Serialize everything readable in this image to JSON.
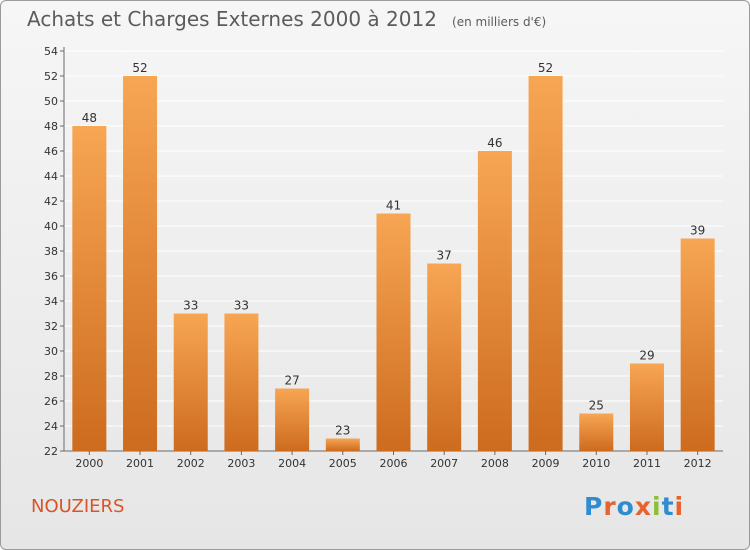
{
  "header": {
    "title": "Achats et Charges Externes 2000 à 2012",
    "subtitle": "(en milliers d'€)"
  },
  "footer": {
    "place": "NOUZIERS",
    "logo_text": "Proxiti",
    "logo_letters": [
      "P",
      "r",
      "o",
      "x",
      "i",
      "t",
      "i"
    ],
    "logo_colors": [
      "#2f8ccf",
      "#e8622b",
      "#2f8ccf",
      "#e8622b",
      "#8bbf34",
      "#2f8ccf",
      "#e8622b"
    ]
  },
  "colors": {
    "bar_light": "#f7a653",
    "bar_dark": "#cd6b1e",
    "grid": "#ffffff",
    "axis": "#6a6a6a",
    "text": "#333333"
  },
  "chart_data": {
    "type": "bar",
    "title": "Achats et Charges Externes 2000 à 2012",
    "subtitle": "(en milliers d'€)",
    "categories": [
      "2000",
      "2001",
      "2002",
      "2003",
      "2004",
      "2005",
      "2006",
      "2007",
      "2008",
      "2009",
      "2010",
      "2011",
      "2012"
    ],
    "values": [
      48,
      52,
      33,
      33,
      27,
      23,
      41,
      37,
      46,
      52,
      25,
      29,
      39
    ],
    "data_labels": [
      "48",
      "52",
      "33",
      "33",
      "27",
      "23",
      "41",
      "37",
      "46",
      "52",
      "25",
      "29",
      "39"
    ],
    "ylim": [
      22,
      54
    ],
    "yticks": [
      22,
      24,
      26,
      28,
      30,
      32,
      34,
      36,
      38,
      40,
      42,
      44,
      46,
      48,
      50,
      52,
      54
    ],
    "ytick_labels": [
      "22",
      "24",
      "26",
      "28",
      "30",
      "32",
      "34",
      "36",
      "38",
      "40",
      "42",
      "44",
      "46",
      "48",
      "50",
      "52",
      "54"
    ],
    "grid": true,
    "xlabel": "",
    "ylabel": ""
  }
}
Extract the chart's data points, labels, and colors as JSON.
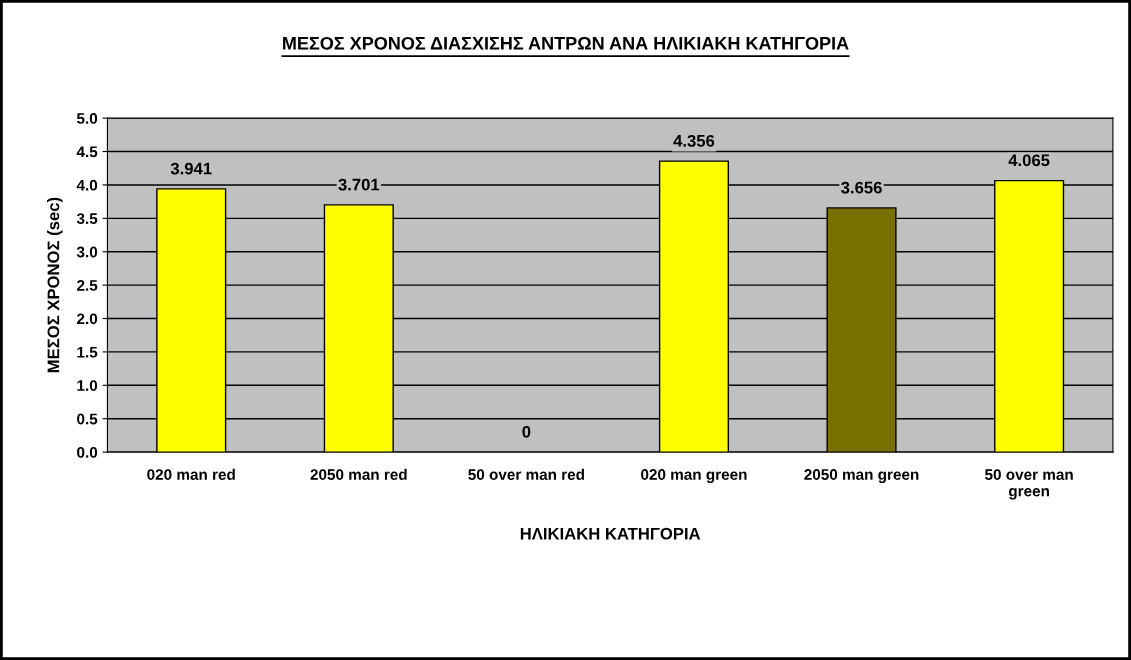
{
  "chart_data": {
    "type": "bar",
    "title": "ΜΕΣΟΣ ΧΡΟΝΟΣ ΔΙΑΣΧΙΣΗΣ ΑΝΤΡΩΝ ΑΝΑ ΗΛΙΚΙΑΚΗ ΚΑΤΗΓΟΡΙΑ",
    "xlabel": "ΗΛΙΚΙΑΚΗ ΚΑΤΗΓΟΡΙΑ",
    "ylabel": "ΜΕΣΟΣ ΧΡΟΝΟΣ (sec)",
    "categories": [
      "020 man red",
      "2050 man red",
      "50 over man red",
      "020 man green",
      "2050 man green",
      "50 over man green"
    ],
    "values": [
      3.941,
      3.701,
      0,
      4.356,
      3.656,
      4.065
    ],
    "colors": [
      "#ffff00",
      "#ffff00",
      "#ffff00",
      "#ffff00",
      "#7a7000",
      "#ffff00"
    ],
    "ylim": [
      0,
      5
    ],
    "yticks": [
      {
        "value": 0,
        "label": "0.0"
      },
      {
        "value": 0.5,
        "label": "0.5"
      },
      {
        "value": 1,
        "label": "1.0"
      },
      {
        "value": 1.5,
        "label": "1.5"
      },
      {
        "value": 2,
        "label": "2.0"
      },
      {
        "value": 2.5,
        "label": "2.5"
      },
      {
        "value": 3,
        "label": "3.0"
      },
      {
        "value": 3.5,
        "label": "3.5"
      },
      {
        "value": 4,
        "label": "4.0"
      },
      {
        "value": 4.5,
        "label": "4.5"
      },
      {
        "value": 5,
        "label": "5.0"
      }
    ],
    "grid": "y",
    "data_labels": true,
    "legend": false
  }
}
☆ ☆ ☆ ☆ ☆
• [EXERCISE OBJECTIVE]
Which lines include the word "green"? Copy every one of them.

• [REPLY TO THE EXERCISE]
      "020 man green",
      "2050 man green",
      "50 over man green"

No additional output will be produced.